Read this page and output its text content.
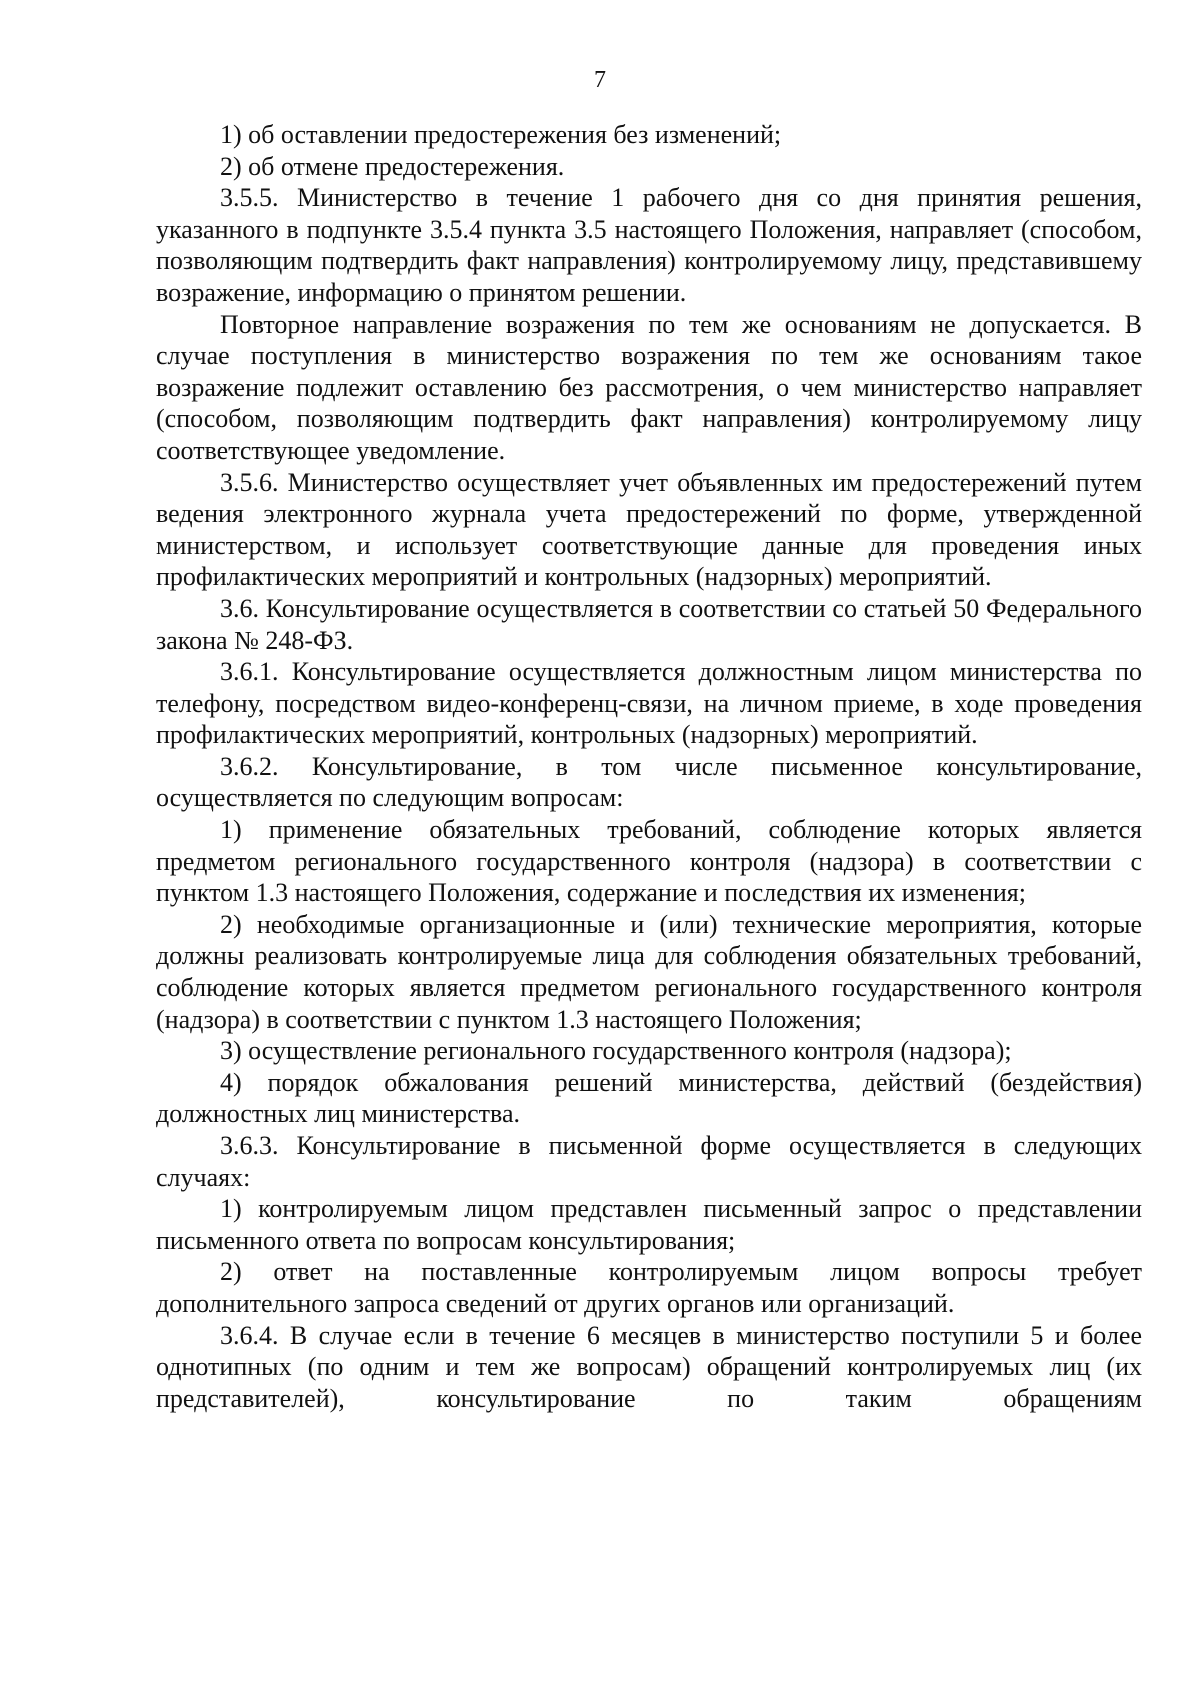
7

1) об оставлении предостережения без изменений;

2) об отмене предостережения.

3.5.5. Министерство в течение 1 рабочего дня со дня принятия решения, указанного в подпункте 3.5.4 пункта 3.5 настоящего Положения, направляет (способом, позволяющим подтвердить факт направления) контролируемому лицу, представившему возражение, информацию о принятом решении.

Повторное направление возражения по тем же основаниям не допускается. В случае поступления в министерство возражения по тем же основаниям такое возражение подлежит оставлению без рассмотрения, о чем министерство направляет (способом, позволяющим подтвердить факт направления) контролируемому лицу соответствующее уведомление.

3.5.6. Министерство осуществляет учет объявленных им предостережений путем ведения электронного журнала учета предостережений по форме, утвержденной министерством, и использует соответствующие данные для проведения иных профилактических мероприятий и контрольных (надзорных) мероприятий.

3.6. Консультирование осуществляется в соответствии со статьей 50 Федерального закона № 248-ФЗ.

3.6.1. Консультирование осуществляется должностным лицом министерства по телефону, посредством видео-конференц-связи, на личном приеме, в ходе проведения профилактических мероприятий, контрольных (надзорных) мероприятий.

3.6.2. Консультирование, в том числе письменное консультирование, осуществляется по следующим вопросам:

1) применение обязательных требований, соблюдение которых является предметом регионального государственного контроля (надзора) в соответствии с пунктом 1.3 настоящего Положения, содержание и последствия их изменения;

2) необходимые организационные и (или) технические мероприятия, которые должны реализовать контролируемые лица для соблюдения обязательных требований, соблюдение которых является предметом регионального государственного контроля (надзора) в соответствии с пунктом 1.3 настоящего Положения;

3) осуществление регионального государственного контроля (надзора);

4) порядок обжалования решений министерства, действий (бездействия) должностных лиц министерства.

3.6.3. Консультирование в письменной форме осуществляется в следующих случаях:

1) контролируемым лицом представлен письменный запрос о представлении письменного ответа по вопросам консультирования;

2) ответ на поставленные контролируемым лицом вопросы требует дополнительного запроса сведений от других органов или организаций.

3.6.4. В случае если в течение 6 месяцев в министерство поступили 5 и более однотипных (по одним и тем же вопросам) обращений контролируемых лиц (их представителей), консультирование по таким обращениям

## GOAL OF THE EXERCISE:
In the entries above, find every line holding the word "течение" and copy it out.

## THE RESPONSE:
3.5.5. Министерство в течение 1 рабочего дня со дня принятия решения, указанного в подпункте 3.5.4 пункта 3.5 настоящего Положения, направляет (способом, позволяющим подтвердить факт направления) контролируемому лицу, представившему возражение, информацию о принятом решении.
3.6.4. В случае если в течение 6 месяцев в министерство поступили 5 и более однотипных (по одним и тем же вопросам) обращений контролируемых лиц (их представителей), консультирование по таким обращениям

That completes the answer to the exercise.